==== Listed records ====
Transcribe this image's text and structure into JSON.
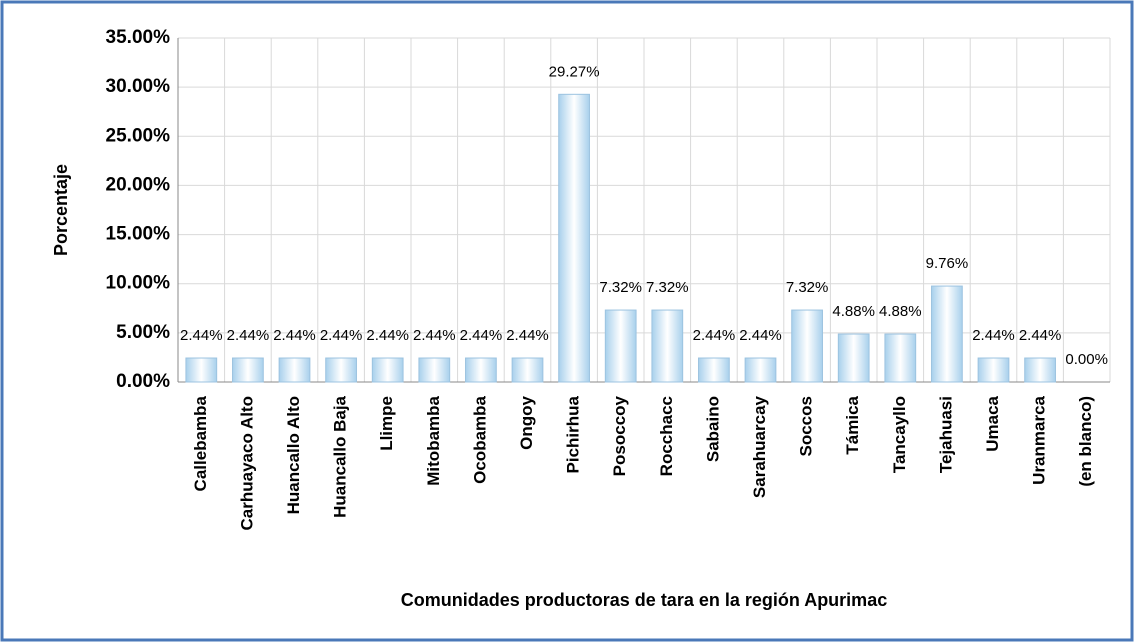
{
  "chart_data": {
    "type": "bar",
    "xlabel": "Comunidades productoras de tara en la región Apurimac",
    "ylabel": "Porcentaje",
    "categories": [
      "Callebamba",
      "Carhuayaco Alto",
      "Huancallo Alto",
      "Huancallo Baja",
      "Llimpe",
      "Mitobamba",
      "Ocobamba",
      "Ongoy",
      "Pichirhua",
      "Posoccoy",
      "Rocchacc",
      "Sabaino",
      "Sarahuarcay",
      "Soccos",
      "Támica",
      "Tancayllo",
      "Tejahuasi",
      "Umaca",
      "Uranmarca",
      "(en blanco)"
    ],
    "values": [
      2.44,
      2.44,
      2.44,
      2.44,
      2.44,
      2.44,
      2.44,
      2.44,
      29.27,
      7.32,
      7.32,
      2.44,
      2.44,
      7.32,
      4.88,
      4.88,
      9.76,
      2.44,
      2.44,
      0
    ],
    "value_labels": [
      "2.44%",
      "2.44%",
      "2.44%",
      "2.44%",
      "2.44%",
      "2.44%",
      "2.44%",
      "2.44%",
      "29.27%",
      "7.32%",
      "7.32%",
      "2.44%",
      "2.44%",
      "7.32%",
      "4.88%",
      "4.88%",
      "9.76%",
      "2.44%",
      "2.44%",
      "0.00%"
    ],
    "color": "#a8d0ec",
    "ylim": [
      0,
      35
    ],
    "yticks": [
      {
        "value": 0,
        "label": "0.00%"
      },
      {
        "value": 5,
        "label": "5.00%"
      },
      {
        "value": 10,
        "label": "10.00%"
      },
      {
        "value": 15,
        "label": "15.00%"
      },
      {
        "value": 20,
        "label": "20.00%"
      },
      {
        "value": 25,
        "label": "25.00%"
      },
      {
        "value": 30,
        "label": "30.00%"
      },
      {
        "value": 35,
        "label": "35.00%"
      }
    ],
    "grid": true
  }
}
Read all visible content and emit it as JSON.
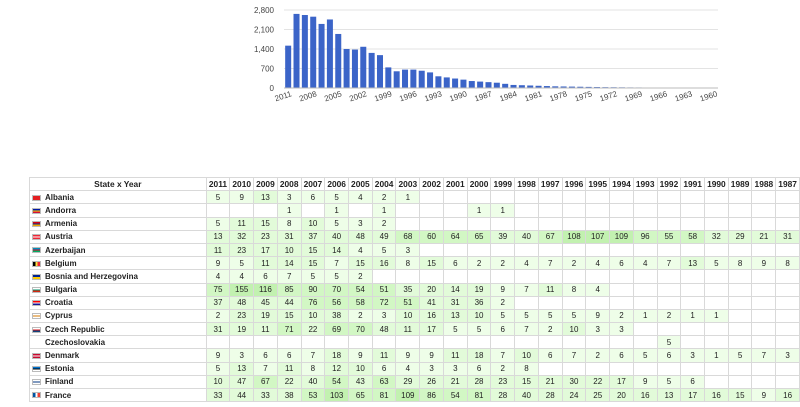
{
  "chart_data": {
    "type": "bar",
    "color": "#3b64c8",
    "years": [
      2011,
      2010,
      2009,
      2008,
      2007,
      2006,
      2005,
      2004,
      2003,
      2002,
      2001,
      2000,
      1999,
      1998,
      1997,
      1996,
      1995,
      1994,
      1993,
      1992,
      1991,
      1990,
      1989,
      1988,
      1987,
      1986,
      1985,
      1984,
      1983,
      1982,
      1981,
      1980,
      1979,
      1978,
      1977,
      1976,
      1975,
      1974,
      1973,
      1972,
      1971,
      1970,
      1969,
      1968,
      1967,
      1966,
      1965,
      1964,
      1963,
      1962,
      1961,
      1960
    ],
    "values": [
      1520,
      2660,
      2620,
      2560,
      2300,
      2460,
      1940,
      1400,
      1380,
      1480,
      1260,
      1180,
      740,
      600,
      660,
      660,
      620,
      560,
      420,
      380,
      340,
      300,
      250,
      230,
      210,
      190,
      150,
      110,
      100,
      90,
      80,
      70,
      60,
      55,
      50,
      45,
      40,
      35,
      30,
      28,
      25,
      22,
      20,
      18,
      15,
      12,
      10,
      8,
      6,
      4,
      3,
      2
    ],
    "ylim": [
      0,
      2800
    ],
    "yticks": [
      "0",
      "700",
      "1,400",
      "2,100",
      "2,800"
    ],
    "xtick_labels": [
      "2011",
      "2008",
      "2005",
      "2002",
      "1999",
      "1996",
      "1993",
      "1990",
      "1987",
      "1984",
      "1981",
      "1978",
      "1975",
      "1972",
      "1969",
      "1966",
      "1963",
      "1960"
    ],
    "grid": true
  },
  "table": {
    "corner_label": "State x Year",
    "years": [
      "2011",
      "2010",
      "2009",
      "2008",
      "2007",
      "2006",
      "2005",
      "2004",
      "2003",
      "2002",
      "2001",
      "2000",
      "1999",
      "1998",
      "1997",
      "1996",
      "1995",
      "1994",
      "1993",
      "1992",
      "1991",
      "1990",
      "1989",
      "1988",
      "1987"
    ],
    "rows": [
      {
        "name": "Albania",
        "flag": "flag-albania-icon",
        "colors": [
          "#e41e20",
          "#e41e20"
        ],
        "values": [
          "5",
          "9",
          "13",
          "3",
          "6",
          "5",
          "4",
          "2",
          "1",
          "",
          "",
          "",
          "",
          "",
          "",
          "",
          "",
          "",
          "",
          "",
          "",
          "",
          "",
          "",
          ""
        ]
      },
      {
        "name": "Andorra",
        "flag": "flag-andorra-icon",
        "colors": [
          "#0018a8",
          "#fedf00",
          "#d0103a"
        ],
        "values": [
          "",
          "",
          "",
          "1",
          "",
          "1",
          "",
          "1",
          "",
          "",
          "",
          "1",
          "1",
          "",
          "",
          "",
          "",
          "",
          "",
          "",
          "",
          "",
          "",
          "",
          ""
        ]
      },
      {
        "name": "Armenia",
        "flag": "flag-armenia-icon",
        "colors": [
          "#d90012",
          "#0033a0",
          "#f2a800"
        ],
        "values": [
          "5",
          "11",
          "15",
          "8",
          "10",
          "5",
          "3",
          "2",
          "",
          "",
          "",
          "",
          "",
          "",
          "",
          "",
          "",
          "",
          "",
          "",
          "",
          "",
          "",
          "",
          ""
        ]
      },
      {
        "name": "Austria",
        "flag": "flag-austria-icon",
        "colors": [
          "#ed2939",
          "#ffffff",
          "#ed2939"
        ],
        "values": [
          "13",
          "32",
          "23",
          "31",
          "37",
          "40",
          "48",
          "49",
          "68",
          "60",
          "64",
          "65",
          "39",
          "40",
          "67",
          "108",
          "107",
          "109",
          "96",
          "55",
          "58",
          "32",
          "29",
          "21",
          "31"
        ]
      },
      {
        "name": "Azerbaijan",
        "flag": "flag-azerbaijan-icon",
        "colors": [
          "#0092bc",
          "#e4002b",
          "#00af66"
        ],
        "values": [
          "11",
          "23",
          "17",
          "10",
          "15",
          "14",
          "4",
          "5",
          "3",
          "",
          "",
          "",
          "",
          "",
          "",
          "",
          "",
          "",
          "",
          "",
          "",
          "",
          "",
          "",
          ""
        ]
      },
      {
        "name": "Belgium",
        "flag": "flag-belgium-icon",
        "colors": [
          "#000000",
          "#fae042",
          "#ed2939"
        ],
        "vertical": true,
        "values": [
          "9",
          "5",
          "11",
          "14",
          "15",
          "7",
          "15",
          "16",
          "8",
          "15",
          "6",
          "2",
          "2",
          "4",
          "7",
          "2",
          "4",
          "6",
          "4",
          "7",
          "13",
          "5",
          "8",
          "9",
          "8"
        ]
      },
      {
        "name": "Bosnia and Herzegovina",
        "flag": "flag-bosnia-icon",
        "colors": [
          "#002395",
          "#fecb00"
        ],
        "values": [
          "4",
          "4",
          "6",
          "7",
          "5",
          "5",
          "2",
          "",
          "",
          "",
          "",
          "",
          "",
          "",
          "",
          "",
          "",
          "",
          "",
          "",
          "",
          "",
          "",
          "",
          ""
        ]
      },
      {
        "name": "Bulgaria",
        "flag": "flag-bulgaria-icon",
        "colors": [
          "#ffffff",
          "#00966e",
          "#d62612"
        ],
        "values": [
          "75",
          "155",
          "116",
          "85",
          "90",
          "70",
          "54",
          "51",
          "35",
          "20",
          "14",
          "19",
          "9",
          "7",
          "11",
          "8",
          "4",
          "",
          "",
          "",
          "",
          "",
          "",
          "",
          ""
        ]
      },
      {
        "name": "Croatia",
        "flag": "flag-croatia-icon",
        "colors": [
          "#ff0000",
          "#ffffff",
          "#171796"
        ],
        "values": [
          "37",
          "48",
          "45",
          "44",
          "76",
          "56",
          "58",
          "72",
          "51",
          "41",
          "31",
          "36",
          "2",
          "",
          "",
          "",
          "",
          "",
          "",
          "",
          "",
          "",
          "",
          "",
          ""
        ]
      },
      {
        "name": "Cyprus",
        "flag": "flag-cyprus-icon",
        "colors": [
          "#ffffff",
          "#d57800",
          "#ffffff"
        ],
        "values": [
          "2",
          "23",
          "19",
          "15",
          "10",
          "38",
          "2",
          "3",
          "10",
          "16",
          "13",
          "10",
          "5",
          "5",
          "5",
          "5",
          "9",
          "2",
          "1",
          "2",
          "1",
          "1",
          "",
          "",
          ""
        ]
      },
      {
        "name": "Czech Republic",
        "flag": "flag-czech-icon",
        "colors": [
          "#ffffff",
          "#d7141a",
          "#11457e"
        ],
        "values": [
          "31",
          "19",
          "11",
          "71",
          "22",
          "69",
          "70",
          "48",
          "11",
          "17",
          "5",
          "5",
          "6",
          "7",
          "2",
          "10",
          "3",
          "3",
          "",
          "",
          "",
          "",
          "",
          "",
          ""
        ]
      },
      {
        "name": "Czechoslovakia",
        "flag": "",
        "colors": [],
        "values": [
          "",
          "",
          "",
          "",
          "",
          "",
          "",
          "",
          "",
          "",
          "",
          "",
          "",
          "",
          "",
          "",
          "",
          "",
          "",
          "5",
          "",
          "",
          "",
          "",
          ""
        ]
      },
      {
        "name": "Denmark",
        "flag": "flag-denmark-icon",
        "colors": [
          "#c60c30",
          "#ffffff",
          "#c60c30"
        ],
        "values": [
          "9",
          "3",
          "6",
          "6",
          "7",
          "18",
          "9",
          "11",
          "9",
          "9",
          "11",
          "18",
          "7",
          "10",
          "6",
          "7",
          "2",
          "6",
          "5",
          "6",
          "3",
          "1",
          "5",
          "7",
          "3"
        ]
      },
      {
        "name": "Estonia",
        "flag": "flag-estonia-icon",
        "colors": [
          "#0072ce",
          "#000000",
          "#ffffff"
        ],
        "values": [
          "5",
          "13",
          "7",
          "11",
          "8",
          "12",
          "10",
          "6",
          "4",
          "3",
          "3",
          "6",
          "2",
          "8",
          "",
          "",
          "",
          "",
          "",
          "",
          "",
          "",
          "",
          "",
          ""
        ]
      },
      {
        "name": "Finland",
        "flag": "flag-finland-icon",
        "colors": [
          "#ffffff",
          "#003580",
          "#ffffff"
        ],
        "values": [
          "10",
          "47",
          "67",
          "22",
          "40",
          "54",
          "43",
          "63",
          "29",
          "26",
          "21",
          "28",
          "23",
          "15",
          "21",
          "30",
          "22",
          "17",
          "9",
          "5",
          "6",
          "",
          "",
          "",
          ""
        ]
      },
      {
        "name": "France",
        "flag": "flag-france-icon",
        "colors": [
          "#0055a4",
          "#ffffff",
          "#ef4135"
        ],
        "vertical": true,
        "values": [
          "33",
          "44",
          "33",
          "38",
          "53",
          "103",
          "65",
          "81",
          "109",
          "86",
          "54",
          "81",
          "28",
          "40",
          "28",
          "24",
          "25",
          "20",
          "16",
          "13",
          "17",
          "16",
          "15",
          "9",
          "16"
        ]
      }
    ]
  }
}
====
__Prompt__
Go through the material and copy out every line with "JSON" in it.

__Result for this exercise__
Transcribe this image's text and structure into JSON.
Read all visible content and emit it as JSON.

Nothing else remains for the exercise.